The listing below is to be output in its exact form.

Extracted data entries:

++++++++++

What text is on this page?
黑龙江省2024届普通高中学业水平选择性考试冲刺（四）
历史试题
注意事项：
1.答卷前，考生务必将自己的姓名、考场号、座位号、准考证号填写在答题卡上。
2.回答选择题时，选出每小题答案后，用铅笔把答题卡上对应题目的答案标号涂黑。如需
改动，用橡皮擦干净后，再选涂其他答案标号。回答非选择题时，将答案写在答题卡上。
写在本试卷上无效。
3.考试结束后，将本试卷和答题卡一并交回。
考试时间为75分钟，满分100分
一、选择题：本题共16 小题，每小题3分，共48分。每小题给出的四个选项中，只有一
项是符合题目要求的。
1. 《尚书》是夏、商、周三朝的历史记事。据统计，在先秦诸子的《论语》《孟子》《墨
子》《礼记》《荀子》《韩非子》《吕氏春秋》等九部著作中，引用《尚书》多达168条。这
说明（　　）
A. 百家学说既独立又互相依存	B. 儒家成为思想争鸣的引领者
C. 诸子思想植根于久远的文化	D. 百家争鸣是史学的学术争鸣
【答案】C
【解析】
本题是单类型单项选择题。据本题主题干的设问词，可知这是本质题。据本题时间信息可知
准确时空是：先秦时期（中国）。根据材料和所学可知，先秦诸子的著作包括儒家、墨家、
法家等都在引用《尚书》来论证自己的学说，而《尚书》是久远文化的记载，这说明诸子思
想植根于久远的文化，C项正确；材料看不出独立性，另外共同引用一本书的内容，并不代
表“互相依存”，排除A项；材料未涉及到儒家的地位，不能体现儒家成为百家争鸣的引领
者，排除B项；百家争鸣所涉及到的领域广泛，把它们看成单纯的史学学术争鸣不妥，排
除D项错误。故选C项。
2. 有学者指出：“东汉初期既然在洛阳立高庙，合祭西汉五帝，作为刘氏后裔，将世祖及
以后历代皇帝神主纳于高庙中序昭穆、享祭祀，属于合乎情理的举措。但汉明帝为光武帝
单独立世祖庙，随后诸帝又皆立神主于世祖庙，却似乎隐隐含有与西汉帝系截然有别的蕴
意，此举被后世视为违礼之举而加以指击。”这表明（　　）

++++++++++

THE RESPONSE —
What text is on this page?
黑龙江省2024届普通高中学业水平选择性考试冲刺（四）
历史试题
注意事项：
1.答卷前，考生务必将自己的姓名、考场号、座位号、准考证号填写在答题卡上。
2.回答选择题时，选出每小题答案后，用铅笔把答题卡上对应题目的答案标号涂黑。如需
改动，用橡皮擦干净后，再选涂其他答案标号。回答非选择题时，将答案写在答题卡上。
写在本试卷上无效。
3.考试结束后，将本试卷和答题卡一并交回。
考试时间为75分钟，满分100分
一、选择题：本题共16 小题，每小题3分，共48分。每小题给出的四个选项中，只有一
项是符合题目要求的。
1. 《尚书》是夏、商、周三朝的历史记事。据统计，在先秦诸子的《论语》《孟子》《墨
子》《礼记》《荀子》《韩非子》《吕氏春秋》等九部著作中，引用《尚书》多达168条。这
说明（　　）
A. 百家学说既独立又互相依存	B. 儒家成为思想争鸣的引领者
C. 诸子思想植根于久远的文化	D. 百家争鸣是史学的学术争鸣
【答案】C
【解析】
本题是单类型单项选择题。据本题主题干的设问词，可知这是本质题。据本题时间信息可知
准确时空是：先秦时期（中国）。根据材料和所学可知，先秦诸子的著作包括儒家、墨家、
法家等都在引用《尚书》来论证自己的学说，而《尚书》是久远文化的记载，这说明诸子思
想植根于久远的文化，C项正确；材料看不出独立性，另外共同引用一本书的内容，并不代
表“互相依存”，排除A项；材料未涉及到儒家的地位，不能体现儒家成为百家争鸣的引领
者，排除B项；百家争鸣所涉及到的领域广泛，把它们看成单纯的史学学术争鸣不妥，排
除D项错误。故选C项。
2. 有学者指出：“东汉初期既然在洛阳立高庙，合祭西汉五帝，作为刘氏后裔，将世祖及
以后历代皇帝神主纳于高庙中序昭穆、享祭祀，属于合乎情理的举措。但汉明帝为光武帝
单独立世祖庙，随后诸帝又皆立神主于世祖庙，却似乎隐隐含有与西汉帝系截然有别的蕴
意，此举被后世视为违礼之举而加以指击。”这表明（　　）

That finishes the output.